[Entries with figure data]
▬▬▬▬▬▬▬▬▬▬

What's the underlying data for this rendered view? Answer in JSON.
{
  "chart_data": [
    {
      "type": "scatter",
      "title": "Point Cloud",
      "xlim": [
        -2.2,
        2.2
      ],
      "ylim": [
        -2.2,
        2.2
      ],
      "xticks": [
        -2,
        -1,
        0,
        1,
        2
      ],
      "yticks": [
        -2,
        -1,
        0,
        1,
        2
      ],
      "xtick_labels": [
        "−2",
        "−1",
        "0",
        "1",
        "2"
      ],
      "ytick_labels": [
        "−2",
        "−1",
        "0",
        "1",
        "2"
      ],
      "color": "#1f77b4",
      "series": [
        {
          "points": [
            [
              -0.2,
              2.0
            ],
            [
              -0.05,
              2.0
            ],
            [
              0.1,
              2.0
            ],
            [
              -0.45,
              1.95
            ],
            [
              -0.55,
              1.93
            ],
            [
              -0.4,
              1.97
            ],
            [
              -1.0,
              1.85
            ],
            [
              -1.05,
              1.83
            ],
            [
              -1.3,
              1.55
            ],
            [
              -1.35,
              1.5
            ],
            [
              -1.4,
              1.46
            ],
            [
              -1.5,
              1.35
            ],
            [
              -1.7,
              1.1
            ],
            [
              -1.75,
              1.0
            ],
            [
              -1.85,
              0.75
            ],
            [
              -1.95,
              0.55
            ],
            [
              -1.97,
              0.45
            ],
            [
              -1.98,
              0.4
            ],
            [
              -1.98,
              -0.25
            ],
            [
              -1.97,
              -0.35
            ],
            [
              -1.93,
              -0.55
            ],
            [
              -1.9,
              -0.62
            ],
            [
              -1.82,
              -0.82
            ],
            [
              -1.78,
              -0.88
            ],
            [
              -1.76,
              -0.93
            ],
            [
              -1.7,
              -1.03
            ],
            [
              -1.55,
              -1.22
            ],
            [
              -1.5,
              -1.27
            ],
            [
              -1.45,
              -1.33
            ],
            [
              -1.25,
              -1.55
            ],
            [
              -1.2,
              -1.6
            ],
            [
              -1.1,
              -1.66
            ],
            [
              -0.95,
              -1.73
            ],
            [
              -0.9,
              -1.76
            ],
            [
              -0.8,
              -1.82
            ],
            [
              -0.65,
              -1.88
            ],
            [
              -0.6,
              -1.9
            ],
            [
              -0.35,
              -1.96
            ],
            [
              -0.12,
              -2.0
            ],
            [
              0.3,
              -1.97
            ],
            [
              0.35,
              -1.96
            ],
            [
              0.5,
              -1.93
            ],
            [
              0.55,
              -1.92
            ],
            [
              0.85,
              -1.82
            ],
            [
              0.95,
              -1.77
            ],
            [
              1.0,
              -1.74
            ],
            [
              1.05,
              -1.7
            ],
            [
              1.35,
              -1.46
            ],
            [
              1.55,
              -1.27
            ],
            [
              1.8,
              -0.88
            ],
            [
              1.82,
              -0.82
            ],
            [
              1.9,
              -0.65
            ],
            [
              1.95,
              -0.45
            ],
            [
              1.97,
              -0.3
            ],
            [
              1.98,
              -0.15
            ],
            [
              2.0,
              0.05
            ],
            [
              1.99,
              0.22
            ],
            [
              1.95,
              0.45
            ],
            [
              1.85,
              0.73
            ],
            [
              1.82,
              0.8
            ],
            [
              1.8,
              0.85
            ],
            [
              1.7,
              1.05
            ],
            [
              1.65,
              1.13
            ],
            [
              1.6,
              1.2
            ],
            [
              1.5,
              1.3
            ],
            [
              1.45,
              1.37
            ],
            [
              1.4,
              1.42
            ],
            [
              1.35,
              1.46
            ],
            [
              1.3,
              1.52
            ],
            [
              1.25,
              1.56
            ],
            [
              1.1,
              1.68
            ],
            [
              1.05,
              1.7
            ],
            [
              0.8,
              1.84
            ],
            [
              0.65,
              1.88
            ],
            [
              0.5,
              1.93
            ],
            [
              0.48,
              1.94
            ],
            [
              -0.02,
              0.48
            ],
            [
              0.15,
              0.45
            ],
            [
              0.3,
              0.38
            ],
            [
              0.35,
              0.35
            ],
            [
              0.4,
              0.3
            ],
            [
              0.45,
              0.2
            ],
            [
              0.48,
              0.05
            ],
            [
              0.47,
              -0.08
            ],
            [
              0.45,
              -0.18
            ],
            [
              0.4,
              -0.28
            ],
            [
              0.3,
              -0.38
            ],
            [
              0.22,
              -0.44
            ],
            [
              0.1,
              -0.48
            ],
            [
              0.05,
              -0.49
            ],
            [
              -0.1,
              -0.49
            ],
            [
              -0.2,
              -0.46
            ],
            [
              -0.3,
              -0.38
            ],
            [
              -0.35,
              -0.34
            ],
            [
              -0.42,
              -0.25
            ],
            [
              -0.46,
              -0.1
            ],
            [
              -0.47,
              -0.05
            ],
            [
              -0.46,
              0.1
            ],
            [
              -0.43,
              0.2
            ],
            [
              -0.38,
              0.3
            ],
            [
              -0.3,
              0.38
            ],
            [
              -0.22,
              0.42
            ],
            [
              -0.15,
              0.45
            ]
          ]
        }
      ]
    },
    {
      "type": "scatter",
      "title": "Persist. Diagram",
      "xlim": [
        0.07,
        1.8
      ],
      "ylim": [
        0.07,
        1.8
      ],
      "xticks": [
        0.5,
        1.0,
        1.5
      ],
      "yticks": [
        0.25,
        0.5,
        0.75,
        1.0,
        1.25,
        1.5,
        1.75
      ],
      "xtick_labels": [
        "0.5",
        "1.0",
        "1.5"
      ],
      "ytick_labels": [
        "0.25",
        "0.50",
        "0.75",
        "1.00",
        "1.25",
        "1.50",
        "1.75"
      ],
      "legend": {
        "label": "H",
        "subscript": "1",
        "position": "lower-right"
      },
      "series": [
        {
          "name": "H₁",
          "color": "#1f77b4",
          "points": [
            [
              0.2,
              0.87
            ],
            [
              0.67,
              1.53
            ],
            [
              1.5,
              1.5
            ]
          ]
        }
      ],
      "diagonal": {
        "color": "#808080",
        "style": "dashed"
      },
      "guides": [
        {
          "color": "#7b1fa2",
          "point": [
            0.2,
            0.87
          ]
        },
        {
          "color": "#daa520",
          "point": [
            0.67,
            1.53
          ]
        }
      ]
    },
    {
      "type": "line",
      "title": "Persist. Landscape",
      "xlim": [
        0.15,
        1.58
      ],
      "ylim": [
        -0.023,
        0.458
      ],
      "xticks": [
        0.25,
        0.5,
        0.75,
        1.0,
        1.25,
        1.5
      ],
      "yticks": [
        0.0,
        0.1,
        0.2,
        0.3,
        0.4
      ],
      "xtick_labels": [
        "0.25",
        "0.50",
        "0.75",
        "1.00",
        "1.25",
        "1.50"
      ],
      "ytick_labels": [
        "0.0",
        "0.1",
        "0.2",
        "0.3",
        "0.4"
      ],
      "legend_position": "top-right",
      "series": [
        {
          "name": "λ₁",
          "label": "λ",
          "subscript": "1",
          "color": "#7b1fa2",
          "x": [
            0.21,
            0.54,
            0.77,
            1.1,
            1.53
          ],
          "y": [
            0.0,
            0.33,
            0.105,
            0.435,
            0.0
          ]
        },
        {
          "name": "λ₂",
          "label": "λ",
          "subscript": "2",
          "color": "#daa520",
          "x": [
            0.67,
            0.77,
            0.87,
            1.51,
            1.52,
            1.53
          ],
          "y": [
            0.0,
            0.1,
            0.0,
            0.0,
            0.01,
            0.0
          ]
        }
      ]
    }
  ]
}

▬▬▬▬▬▬▬▬▬▬

Written request
Say how many lines contain "right", and give nothing but that number.

Response
2